Exercise instructions: Tally every line of the listing below that holds "structured", then give the tally alone.

## Begin

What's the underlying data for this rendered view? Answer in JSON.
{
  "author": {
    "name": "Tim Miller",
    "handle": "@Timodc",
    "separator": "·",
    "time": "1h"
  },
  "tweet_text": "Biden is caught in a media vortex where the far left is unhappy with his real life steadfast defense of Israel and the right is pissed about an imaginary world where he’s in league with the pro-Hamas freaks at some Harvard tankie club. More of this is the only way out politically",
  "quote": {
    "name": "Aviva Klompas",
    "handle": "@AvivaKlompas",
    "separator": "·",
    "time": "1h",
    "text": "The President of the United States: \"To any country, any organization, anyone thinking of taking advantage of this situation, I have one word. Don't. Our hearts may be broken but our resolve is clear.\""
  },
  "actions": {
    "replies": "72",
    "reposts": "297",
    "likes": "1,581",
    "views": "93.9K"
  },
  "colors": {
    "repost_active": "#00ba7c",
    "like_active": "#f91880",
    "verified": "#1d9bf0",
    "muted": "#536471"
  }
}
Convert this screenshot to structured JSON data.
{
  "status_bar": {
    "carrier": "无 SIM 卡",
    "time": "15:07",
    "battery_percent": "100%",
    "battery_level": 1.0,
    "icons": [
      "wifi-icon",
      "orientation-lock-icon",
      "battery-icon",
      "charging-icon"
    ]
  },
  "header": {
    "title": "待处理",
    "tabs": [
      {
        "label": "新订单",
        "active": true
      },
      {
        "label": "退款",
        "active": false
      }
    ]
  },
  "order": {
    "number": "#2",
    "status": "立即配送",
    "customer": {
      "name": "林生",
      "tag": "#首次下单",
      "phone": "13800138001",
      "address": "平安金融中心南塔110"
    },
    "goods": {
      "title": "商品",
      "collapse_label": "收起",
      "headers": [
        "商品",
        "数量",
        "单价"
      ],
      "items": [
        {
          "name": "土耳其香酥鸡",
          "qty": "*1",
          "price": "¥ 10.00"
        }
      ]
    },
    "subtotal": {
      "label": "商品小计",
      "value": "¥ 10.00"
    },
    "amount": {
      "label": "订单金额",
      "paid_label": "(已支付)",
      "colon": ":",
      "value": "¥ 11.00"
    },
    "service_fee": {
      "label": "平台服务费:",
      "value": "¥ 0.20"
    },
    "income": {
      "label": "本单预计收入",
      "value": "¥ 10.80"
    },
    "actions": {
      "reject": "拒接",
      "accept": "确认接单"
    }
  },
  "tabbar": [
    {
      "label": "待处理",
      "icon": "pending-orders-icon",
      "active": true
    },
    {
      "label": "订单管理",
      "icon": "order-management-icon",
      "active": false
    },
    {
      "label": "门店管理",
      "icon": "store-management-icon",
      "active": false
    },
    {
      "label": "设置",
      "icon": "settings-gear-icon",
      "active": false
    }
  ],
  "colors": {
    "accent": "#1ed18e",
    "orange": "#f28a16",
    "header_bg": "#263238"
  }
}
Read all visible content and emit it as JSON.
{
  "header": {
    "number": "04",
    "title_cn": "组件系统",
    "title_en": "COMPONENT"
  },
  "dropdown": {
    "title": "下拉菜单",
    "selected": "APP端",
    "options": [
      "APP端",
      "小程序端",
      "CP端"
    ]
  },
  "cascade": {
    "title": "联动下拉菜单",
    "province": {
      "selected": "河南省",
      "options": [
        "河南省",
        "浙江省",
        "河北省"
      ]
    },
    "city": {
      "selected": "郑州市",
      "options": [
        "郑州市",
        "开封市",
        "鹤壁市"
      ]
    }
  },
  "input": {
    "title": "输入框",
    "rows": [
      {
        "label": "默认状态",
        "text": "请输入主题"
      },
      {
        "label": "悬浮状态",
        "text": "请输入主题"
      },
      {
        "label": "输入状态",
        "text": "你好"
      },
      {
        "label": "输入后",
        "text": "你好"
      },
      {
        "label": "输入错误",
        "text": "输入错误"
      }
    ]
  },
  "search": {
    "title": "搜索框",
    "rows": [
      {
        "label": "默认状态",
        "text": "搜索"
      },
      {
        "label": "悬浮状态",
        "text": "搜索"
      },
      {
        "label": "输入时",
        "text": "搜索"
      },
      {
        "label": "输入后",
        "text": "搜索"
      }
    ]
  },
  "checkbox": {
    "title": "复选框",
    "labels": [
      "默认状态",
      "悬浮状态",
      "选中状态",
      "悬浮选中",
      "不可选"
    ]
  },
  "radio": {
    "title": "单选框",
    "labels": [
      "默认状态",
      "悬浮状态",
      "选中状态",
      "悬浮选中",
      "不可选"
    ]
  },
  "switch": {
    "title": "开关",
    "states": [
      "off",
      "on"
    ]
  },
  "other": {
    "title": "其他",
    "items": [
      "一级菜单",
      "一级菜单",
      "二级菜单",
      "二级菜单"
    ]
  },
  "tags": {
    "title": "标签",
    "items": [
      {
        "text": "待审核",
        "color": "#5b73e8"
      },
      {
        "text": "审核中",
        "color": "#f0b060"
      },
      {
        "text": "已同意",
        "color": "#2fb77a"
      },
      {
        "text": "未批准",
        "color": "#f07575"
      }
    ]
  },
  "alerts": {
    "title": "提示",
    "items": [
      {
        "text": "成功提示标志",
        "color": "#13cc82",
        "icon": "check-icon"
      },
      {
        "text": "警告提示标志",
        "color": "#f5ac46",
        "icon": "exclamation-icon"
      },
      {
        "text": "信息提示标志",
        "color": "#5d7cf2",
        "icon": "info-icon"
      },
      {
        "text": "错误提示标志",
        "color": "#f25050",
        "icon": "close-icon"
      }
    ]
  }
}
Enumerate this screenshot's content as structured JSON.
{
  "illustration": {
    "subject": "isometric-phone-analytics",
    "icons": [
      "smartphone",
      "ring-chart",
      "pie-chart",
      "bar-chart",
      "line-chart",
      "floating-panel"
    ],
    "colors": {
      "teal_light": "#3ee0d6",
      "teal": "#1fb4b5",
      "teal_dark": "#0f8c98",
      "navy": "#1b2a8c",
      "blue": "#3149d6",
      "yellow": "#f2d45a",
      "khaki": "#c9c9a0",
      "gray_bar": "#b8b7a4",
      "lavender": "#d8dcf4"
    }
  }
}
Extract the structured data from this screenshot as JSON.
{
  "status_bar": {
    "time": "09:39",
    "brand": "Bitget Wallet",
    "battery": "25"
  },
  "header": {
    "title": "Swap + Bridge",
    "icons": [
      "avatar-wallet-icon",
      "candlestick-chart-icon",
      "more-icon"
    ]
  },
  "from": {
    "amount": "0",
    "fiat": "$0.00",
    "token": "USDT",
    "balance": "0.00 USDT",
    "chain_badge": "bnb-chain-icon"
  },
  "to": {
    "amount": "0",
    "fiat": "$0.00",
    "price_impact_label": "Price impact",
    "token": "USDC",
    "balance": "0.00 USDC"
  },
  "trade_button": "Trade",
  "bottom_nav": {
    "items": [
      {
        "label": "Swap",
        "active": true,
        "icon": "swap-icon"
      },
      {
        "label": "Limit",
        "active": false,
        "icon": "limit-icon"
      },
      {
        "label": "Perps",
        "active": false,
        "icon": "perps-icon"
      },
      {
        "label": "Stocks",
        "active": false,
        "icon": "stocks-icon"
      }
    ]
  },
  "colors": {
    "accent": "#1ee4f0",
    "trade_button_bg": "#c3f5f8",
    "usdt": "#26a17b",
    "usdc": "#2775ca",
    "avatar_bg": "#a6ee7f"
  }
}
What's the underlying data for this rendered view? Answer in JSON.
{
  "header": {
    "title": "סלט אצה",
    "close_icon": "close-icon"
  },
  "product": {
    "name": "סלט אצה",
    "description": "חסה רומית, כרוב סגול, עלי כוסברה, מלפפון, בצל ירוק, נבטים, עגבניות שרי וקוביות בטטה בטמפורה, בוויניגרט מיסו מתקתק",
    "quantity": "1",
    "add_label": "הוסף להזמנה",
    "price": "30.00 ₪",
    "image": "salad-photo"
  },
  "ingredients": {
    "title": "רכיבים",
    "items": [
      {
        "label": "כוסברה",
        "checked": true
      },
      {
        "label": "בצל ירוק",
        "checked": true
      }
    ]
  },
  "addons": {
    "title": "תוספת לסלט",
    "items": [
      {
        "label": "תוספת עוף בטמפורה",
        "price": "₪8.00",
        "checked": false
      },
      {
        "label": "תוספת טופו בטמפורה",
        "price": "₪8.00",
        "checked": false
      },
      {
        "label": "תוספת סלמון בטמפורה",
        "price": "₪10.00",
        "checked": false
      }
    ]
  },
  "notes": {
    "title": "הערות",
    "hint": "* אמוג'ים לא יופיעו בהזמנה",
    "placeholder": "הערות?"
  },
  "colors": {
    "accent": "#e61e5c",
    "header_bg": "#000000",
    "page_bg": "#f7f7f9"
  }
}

## End

Task answer: 3